Given request |
Copy the rows verbatim, starting with the line that contains "icon: bottle xyxy=(916,409,973,502)" and going on through the line that contains "worker legs and".

Entries supplied |
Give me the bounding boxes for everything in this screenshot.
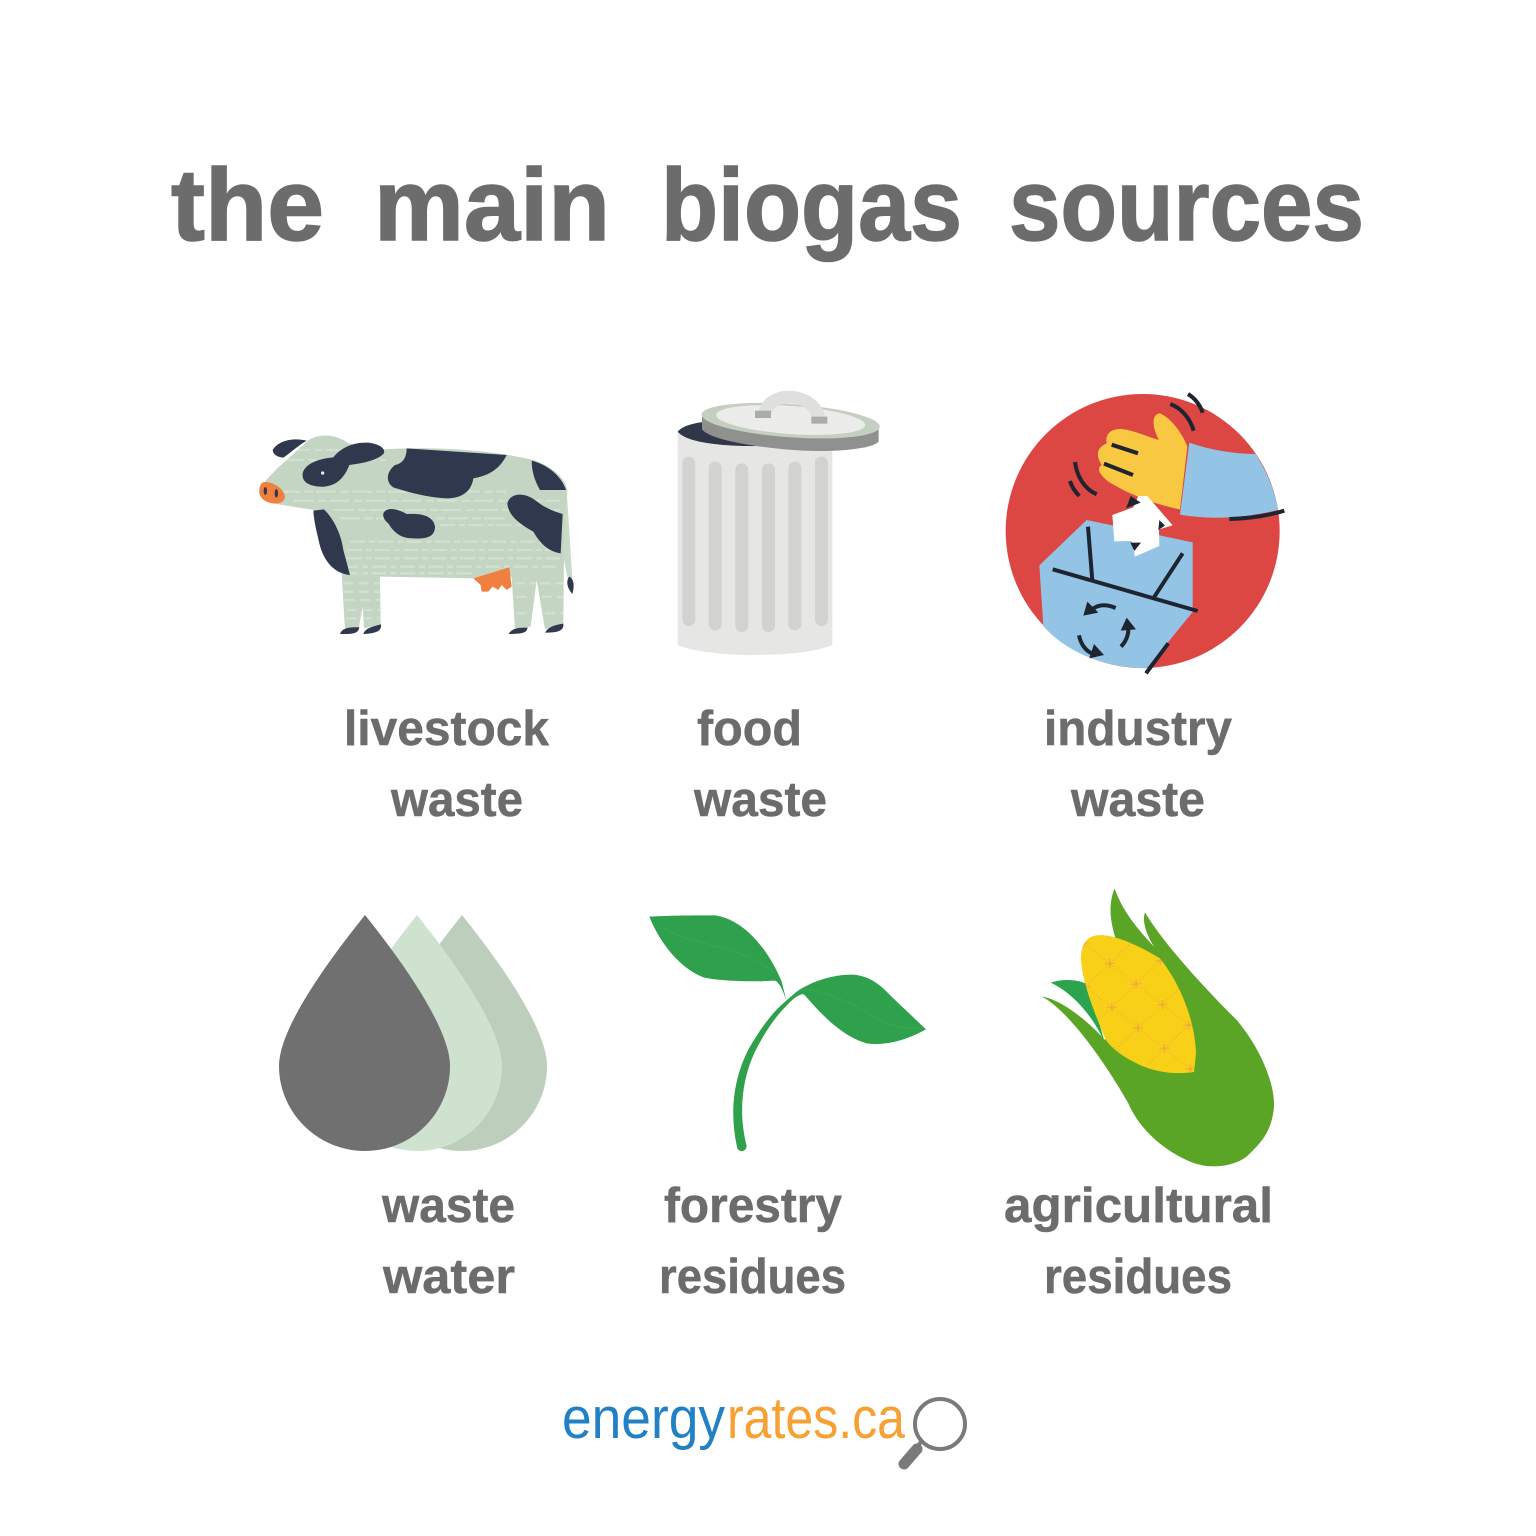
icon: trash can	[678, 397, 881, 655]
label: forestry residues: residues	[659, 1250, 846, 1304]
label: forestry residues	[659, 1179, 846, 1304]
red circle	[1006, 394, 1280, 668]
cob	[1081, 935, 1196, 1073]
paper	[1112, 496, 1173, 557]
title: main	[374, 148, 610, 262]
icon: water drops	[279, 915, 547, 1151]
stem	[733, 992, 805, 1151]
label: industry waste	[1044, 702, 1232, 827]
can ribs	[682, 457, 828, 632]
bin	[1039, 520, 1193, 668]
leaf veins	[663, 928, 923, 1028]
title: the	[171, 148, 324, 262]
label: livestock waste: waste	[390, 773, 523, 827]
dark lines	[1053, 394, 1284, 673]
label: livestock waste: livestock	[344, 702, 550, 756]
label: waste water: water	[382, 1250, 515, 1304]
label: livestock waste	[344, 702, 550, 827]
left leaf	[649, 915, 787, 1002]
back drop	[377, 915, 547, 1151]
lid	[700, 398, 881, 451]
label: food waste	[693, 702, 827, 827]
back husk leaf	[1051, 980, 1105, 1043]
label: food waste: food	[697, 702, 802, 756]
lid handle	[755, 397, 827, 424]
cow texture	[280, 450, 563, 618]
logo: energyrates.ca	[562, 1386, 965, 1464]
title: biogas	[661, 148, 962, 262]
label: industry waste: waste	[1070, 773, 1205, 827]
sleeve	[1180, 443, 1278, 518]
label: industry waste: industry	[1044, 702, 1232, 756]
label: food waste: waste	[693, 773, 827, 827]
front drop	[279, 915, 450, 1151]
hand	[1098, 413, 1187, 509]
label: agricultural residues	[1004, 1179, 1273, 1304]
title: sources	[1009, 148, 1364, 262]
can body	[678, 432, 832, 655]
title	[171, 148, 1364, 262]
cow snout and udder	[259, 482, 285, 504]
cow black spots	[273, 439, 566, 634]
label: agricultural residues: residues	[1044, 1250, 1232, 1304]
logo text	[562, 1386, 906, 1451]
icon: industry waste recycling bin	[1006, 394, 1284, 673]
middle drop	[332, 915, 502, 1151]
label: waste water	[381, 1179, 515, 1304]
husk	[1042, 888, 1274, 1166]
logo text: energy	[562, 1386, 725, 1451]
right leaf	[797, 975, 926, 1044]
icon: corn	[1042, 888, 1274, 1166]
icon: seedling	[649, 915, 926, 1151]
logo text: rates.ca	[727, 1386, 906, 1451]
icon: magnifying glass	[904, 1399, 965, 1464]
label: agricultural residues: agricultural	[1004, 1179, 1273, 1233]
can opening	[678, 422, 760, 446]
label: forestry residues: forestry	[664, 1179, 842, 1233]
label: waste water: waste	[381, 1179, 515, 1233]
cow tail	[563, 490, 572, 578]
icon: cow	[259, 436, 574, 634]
---
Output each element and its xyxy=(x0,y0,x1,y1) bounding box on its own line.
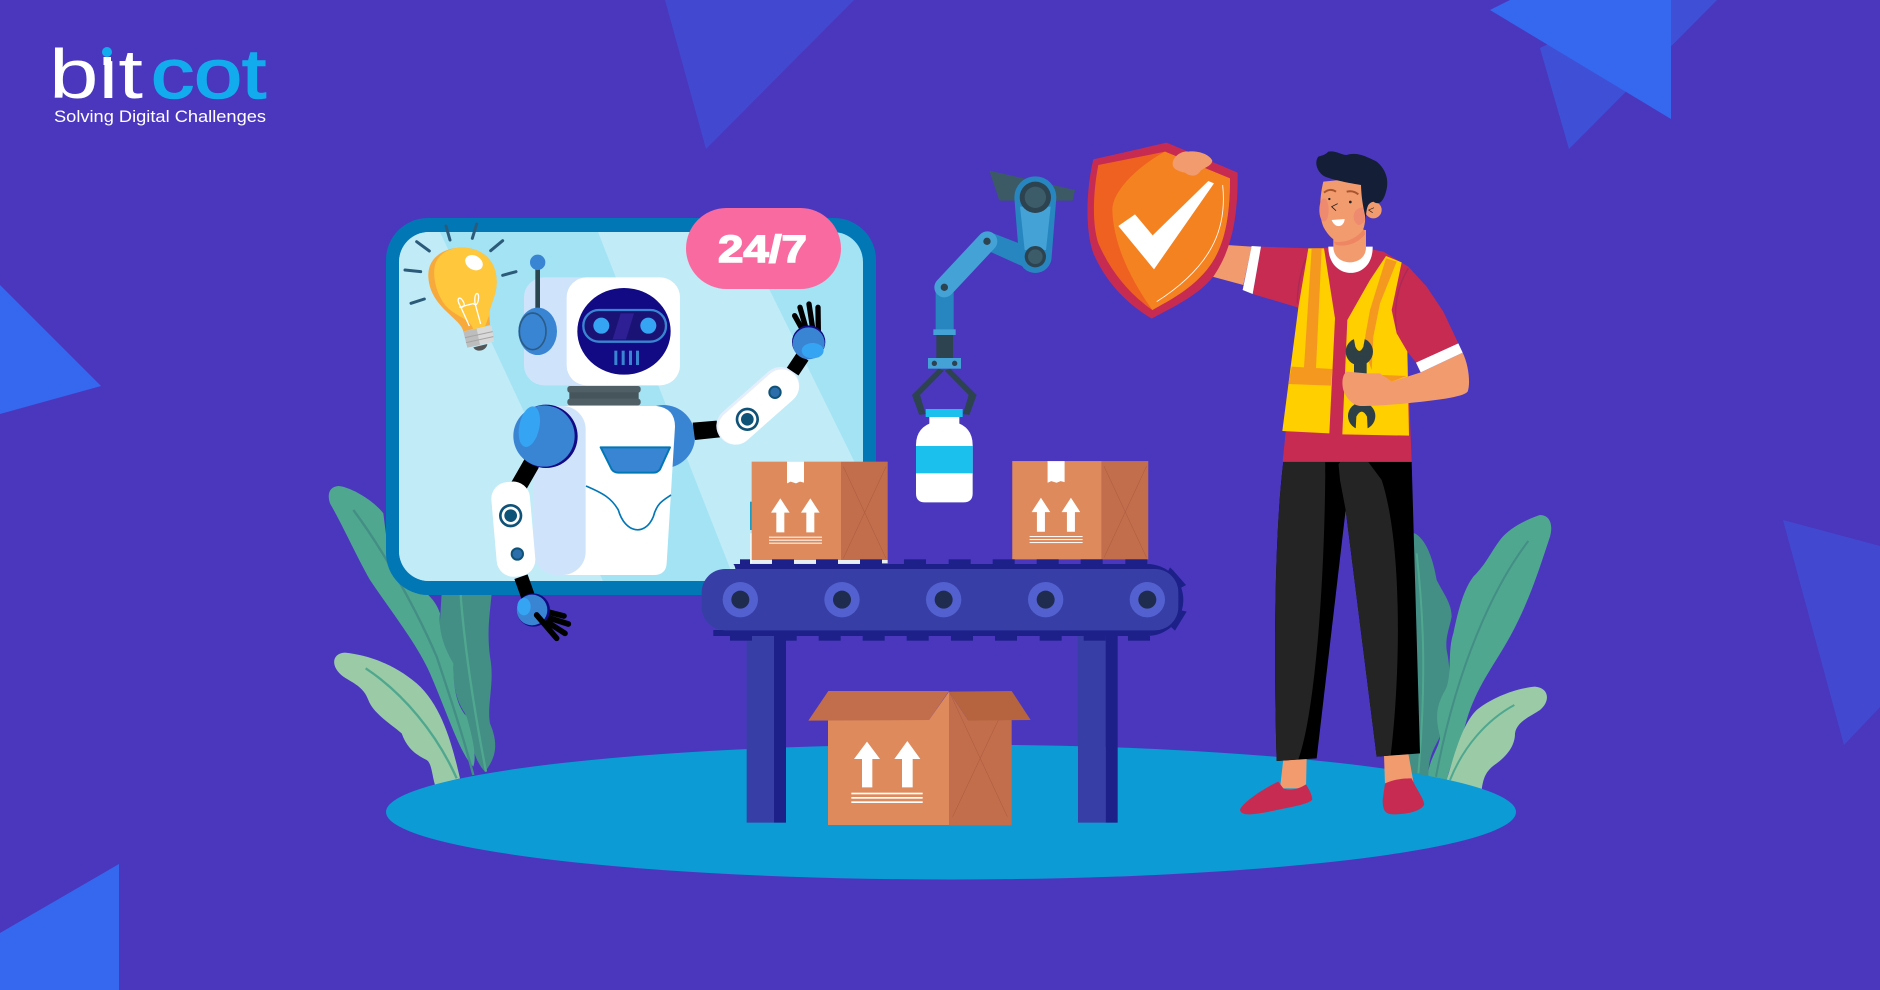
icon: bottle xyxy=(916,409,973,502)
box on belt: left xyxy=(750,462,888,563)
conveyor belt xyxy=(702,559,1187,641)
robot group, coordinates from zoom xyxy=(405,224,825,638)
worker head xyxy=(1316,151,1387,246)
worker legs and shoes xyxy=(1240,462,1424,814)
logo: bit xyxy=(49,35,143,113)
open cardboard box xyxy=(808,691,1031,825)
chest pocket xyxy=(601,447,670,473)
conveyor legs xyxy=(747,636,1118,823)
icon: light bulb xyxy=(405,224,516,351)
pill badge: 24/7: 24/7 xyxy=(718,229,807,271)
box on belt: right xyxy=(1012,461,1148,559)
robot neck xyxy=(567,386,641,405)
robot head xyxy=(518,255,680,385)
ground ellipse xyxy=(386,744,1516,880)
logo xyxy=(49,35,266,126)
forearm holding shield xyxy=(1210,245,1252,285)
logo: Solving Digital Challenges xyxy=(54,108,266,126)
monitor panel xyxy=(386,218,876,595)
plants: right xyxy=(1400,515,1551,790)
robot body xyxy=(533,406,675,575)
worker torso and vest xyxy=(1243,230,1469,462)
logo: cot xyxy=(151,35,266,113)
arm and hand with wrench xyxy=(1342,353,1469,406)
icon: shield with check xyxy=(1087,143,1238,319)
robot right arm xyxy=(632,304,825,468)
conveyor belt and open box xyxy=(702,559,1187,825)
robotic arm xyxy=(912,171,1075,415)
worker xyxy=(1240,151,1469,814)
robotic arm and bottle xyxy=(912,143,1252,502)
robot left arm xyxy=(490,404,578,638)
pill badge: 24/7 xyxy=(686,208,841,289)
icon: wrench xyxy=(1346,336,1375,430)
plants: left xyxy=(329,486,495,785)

Answer to this task |
icon: bottle xyxy=(916,409,973,502)
box on belt: left xyxy=(750,462,888,563)
conveyor belt xyxy=(702,559,1187,641)
robot group, coordinates from zoom xyxy=(405,224,825,638)
worker head xyxy=(1316,151,1387,246)
worker legs and shoes xyxy=(1240,462,1424,814)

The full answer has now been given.